-- start of Data to use --
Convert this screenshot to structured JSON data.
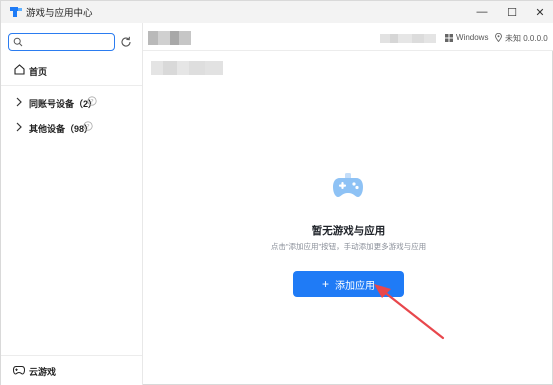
{
  "window": {
    "title": "游戏与应用中心",
    "minimize_glyph": "—",
    "maximize_glyph": "☐",
    "close_glyph": "✕"
  },
  "sidebar": {
    "search": {
      "value": "",
      "placeholder": ""
    },
    "home_label": "首页",
    "groups": [
      {
        "label": "同账号设备（2）"
      },
      {
        "label": "其他设备（98）"
      }
    ],
    "cloud_label": "云游戏"
  },
  "header": {
    "os_label": "Windows",
    "location_label": "未知 0.0.0.0"
  },
  "empty_state": {
    "title": "暂无游戏与应用",
    "description": "点击\"添加应用\"按钮，手动添加更多游戏与应用",
    "button_label": "添加应用"
  },
  "colors": {
    "accent": "#1f7bf6",
    "gamepad": "#8ec2f5",
    "annotation_arrow": "#e8474c"
  }
}
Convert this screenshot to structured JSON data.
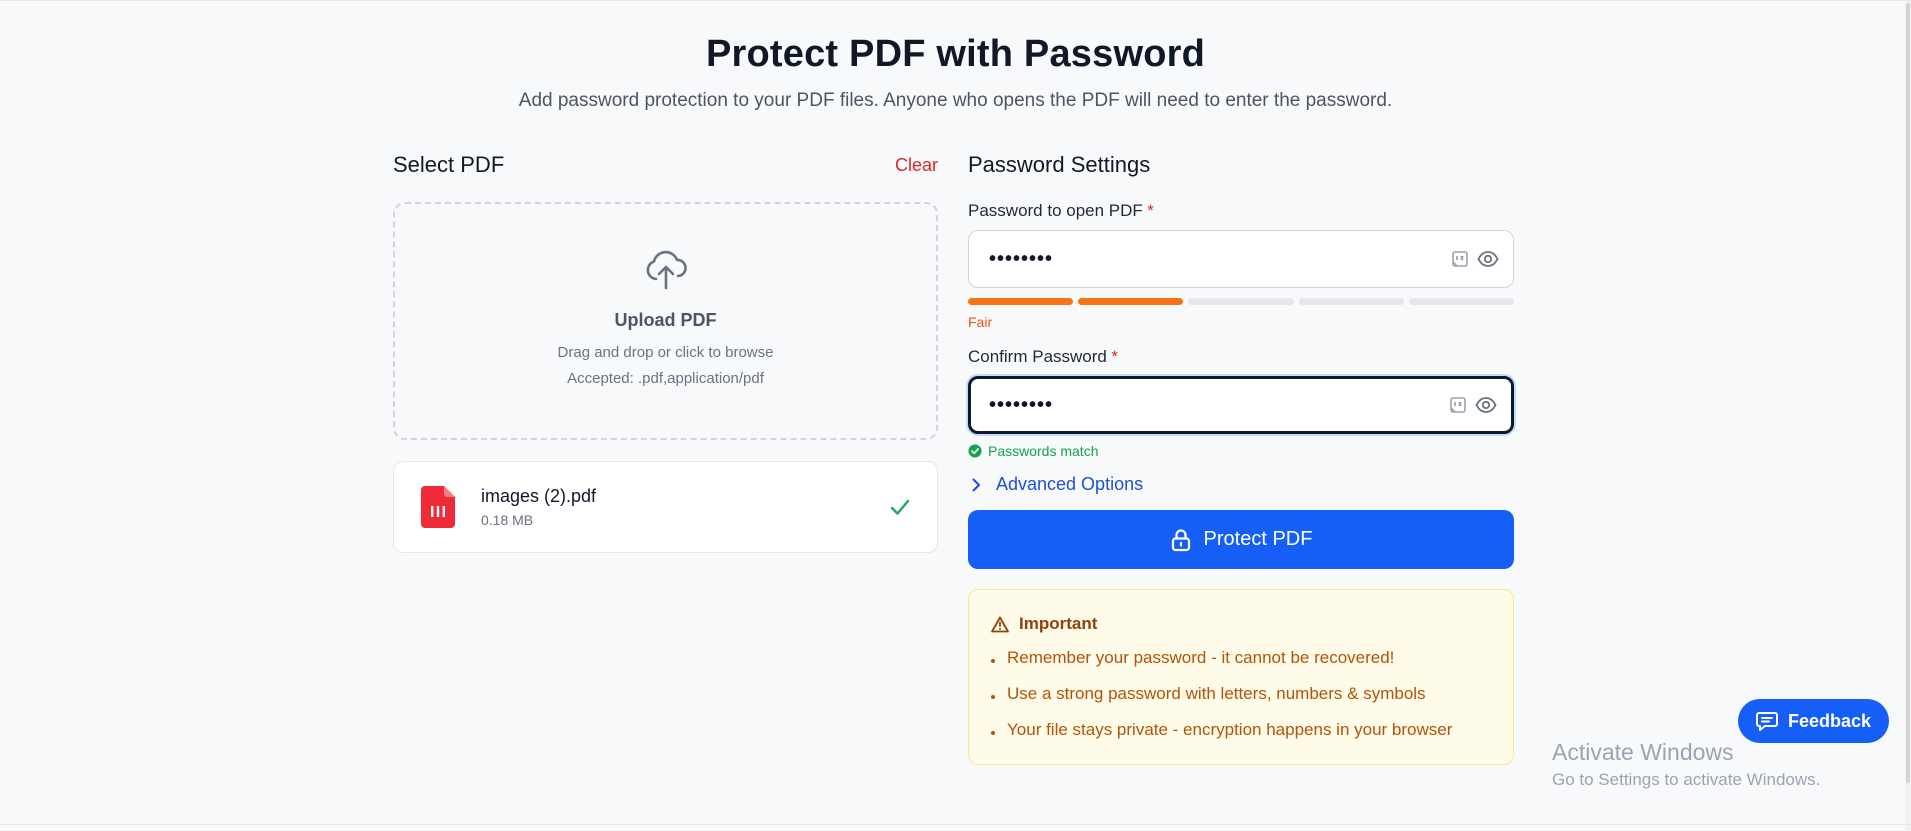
-- end of Data to use --
__Written exercise__
Every line above should be repeated exactly; pictures stay out of the copy.

__Task output__
Convert this screenshot to structured JSON data.
{
  "window": {
    "title": "游戏与应用中心",
    "minimize_glyph": "—",
    "maximize_glyph": "☐",
    "close_glyph": "✕"
  },
  "sidebar": {
    "search": {
      "value": "",
      "placeholder": ""
    },
    "home_label": "首页",
    "groups": [
      {
        "label": "同账号设备（2）"
      },
      {
        "label": "其他设备（98）"
      }
    ],
    "cloud_label": "云游戏"
  },
  "header": {
    "os_label": "Windows",
    "location_label": "未知 0.0.0.0"
  },
  "empty_state": {
    "title": "暂无游戏与应用",
    "description": "点击\"添加应用\"按钮，手动添加更多游戏与应用",
    "button_label": "添加应用"
  },
  "colors": {
    "accent": "#1f7bf6",
    "gamepad": "#8ec2f5",
    "annotation_arrow": "#e8474c"
  }
}
Convert this screenshot to structured JSON data.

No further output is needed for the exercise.